## Given exercise
Give every entry again, unchanged, and leave its images out.

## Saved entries
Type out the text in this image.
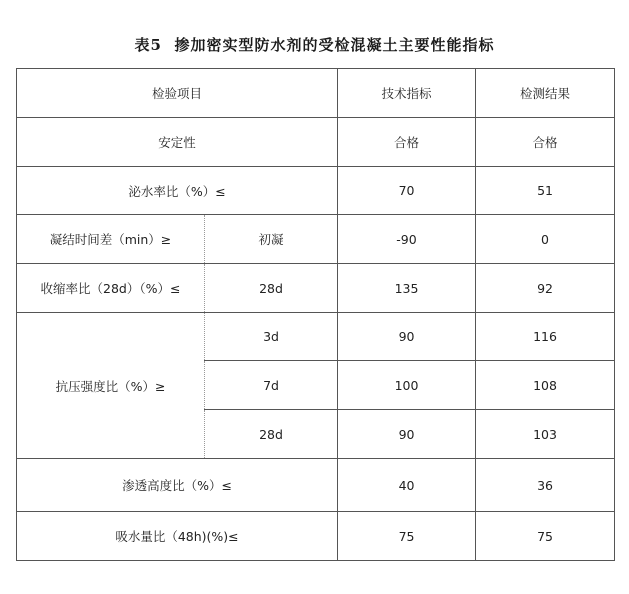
表5 掺加密实型防水剂的受检混凝土主要性能指标
检验项目		技术指标	检测结果
安定性		合格	合格
泌水率比（%）≤		70	51
凝结时间差（min）≥	初凝	-90	0
收缩率比（28d）（%）≤	28d	135	92
抗压强度比（%）≥	3d	90	116
	7d	100	108
	28d	90	103
渗透高度比（%）≤		40	36
吸水量比（48h)(%)≤		75	75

## Response to the exercise
Type out the text in this image.
表5 掺加密实型防水剂的受检混凝土主要性能指标
检验项目		技术指标	检测结果
安定性		合格	合格
泌水率比（%）≤		70	51
凝结时间差（min）≥	初凝	-90	0
收缩率比（28d）（%）≤	28d	135	92
抗压强度比（%）≥	3d	90	116
	7d	100	108
	28d	90	103
渗透高度比（%）≤		40	36
吸水量比（48h)(%)≤		75	75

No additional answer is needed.